**Data records:**
--- --- ---
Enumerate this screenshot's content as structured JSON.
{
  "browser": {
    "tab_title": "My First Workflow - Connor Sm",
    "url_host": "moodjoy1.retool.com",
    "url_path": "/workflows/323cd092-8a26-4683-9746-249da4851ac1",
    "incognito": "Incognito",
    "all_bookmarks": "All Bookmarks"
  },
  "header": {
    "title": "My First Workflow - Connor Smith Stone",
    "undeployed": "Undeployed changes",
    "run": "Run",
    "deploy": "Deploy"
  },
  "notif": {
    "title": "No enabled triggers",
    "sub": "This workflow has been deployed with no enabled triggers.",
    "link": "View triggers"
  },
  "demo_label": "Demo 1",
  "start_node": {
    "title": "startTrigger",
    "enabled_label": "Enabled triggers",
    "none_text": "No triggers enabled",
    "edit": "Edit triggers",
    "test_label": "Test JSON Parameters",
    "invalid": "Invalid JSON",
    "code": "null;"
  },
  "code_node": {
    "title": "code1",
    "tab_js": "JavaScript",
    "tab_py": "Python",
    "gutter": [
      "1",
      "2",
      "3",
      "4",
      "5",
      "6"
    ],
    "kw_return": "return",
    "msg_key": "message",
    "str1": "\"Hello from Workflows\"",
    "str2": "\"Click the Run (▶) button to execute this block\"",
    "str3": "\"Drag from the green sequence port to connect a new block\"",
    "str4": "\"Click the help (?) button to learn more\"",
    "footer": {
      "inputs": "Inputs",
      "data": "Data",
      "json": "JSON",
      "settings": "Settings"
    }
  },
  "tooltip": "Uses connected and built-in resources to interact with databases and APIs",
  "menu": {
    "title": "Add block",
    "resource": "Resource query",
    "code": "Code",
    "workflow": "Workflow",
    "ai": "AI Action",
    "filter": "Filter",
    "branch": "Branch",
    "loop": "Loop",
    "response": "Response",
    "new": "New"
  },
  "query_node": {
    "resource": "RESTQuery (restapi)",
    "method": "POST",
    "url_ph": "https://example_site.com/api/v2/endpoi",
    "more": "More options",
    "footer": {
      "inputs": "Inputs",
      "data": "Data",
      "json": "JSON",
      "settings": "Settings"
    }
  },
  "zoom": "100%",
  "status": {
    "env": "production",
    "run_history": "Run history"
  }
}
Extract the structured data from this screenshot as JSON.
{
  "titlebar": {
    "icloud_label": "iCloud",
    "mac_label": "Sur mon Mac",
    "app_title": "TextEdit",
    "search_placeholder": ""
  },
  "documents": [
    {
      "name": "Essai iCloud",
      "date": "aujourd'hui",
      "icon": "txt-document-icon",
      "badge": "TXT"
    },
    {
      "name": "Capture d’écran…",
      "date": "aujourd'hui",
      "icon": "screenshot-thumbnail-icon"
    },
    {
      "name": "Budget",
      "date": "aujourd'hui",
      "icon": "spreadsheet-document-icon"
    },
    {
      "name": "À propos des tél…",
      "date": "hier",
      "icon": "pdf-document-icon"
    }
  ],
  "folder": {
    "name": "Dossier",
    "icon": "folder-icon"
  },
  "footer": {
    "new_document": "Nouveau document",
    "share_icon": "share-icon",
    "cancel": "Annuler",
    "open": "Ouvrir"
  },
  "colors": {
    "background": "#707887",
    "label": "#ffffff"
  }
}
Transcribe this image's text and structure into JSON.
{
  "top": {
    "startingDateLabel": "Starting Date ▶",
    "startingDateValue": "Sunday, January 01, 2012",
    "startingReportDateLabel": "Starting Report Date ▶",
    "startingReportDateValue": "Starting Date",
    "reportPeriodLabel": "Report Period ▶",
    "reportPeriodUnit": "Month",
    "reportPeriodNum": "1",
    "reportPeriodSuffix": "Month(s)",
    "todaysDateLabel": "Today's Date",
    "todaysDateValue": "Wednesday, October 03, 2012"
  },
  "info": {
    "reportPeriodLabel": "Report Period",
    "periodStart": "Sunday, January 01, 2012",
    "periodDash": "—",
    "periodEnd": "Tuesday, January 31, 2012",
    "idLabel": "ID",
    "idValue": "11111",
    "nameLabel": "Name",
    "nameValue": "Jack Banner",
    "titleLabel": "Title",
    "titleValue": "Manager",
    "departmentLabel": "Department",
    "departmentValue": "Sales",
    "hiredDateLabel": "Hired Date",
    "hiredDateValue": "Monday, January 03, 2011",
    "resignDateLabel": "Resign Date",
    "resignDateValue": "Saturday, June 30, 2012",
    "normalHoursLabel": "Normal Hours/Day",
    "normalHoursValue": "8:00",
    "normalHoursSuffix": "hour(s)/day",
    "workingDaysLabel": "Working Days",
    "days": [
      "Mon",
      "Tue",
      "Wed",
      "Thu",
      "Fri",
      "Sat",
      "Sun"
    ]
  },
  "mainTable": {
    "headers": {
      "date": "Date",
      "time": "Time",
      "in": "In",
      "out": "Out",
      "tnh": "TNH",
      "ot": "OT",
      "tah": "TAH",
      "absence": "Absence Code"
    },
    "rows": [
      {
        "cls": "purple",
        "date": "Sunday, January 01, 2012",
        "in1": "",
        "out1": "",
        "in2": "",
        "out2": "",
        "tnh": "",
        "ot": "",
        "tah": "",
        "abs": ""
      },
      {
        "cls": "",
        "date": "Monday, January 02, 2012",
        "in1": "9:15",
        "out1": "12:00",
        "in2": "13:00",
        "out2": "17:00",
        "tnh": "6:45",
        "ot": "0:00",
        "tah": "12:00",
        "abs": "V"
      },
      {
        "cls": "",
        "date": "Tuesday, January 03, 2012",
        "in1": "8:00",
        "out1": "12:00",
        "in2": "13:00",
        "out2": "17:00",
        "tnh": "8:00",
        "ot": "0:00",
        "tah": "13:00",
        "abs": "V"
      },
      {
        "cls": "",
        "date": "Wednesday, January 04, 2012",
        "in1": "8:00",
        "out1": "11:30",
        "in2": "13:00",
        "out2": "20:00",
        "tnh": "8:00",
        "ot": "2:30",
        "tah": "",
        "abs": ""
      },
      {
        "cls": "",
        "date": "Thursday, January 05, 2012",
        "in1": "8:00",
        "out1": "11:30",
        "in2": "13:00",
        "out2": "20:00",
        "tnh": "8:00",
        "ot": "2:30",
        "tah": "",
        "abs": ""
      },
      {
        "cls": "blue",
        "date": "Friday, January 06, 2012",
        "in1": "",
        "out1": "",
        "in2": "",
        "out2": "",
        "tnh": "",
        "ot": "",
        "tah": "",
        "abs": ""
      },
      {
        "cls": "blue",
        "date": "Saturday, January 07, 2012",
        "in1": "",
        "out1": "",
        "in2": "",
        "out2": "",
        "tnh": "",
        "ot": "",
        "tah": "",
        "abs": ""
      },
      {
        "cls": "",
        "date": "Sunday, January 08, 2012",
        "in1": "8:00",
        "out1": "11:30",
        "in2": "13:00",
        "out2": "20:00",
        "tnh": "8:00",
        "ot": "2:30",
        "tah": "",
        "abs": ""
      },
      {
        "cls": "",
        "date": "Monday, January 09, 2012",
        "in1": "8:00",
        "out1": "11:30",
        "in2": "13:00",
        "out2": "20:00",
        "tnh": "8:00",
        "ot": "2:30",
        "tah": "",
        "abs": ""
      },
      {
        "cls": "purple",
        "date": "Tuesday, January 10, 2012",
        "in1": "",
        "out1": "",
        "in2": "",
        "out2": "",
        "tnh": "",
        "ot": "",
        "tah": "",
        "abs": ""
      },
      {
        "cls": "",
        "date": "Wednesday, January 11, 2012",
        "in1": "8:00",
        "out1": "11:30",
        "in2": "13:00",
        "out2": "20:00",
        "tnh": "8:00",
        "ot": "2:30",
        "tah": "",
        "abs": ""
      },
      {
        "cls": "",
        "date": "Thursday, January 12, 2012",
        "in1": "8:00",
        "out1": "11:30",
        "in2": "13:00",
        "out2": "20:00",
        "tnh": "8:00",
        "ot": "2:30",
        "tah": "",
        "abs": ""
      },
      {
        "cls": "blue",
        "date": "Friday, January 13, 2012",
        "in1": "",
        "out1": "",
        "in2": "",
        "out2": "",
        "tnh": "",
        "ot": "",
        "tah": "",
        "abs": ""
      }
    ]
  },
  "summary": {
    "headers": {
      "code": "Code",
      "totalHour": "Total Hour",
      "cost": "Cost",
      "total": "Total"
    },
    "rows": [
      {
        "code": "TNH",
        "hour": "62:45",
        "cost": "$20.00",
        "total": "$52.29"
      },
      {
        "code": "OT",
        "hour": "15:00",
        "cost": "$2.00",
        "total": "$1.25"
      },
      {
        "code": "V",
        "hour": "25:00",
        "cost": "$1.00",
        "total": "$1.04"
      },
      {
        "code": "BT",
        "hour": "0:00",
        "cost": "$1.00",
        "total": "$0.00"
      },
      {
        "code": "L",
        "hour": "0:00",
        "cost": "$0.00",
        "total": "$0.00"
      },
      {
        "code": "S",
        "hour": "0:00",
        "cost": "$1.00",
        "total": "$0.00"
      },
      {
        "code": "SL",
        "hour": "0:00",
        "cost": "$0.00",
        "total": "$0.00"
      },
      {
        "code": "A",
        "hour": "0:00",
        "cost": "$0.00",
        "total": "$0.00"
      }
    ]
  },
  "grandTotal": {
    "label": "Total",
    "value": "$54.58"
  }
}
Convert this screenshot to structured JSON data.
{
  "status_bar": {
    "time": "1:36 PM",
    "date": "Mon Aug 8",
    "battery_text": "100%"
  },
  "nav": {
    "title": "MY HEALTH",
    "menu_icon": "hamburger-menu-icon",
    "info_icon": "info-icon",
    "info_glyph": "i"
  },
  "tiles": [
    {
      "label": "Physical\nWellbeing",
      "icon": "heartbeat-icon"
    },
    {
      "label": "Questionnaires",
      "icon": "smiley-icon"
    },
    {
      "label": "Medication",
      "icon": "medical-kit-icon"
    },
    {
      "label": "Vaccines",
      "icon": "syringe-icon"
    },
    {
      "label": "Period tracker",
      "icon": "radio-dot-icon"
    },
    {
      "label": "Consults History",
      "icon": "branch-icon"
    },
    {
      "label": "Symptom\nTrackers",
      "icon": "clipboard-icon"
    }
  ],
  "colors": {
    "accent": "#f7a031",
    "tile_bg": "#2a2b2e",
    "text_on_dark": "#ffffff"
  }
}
--- --- ---
From the entries, report each line that includes the word "block".

**SOLVED PROBLEM:**
    "str2": "\"Click the Run (▶) button to execute this block\"",
    "str3": "\"Drag from the green sequence port to connect a new block\"",
    "title": "Add block",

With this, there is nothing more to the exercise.